◆ **EXERCISE PROMPT**
What follows are records. Restate all of them word for word.

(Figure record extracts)
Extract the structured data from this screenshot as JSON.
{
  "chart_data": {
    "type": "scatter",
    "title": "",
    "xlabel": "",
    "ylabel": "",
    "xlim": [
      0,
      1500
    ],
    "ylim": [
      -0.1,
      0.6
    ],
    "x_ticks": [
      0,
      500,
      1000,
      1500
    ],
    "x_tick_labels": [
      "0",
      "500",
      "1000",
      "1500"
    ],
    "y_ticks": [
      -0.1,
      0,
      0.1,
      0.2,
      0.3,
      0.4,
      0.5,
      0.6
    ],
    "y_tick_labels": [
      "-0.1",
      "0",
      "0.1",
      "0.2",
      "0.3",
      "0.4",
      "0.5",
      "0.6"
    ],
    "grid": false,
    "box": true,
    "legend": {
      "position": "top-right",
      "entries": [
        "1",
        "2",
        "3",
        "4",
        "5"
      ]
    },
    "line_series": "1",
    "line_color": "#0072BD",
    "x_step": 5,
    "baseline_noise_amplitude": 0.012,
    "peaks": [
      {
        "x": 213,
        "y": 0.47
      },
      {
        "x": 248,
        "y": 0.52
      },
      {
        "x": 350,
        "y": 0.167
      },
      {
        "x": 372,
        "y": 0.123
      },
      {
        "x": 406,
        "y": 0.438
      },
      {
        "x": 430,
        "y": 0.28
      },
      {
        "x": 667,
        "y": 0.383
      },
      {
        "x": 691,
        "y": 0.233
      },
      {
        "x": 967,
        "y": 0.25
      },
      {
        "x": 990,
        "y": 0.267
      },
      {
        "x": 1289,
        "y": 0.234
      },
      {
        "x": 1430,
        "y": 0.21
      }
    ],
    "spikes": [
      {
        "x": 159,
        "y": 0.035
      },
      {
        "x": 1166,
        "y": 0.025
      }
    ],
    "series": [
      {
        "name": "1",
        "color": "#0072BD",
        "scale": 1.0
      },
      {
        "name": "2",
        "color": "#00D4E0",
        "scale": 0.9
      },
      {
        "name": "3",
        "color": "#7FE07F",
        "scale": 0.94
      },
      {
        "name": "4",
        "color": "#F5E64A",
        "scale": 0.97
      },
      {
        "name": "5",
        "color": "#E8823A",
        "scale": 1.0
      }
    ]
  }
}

◆ **WRITTEN SOLUTION**
Extract the structured data from this screenshot as JSON.
{
  "chart_data": {
    "type": "scatter",
    "title": "",
    "xlabel": "",
    "ylabel": "",
    "xlim": [
      0,
      1500
    ],
    "ylim": [
      -0.1,
      0.6
    ],
    "x_ticks": [
      0,
      500,
      1000,
      1500
    ],
    "x_tick_labels": [
      "0",
      "500",
      "1000",
      "1500"
    ],
    "y_ticks": [
      -0.1,
      0,
      0.1,
      0.2,
      0.3,
      0.4,
      0.5,
      0.6
    ],
    "y_tick_labels": [
      "-0.1",
      "0",
      "0.1",
      "0.2",
      "0.3",
      "0.4",
      "0.5",
      "0.6"
    ],
    "grid": false,
    "box": true,
    "legend": {
      "position": "top-right",
      "entries": [
        "1",
        "2",
        "3",
        "4",
        "5"
      ]
    },
    "line_series": "1",
    "line_color": "#0072BD",
    "x_step": 5,
    "baseline_noise_amplitude": 0.012,
    "peaks": [
      {
        "x": 213,
        "y": 0.47
      },
      {
        "x": 248,
        "y": 0.52
      },
      {
        "x": 350,
        "y": 0.167
      },
      {
        "x": 372,
        "y": 0.123
      },
      {
        "x": 406,
        "y": 0.438
      },
      {
        "x": 430,
        "y": 0.28
      },
      {
        "x": 667,
        "y": 0.383
      },
      {
        "x": 691,
        "y": 0.233
      },
      {
        "x": 967,
        "y": 0.25
      },
      {
        "x": 990,
        "y": 0.267
      },
      {
        "x": 1289,
        "y": 0.234
      },
      {
        "x": 1430,
        "y": 0.21
      }
    ],
    "spikes": [
      {
        "x": 159,
        "y": 0.035
      },
      {
        "x": 1166,
        "y": 0.025
      }
    ],
    "series": [
      {
        "name": "1",
        "color": "#0072BD",
        "scale": 1.0
      },
      {
        "name": "2",
        "color": "#00D4E0",
        "scale": 0.9
      },
      {
        "name": "3",
        "color": "#7FE07F",
        "scale": 0.94
      },
      {
        "name": "4",
        "color": "#F5E64A",
        "scale": 0.97
      },
      {
        "name": "5",
        "color": "#E8823A",
        "scale": 1.0
      }
    ]
  }
}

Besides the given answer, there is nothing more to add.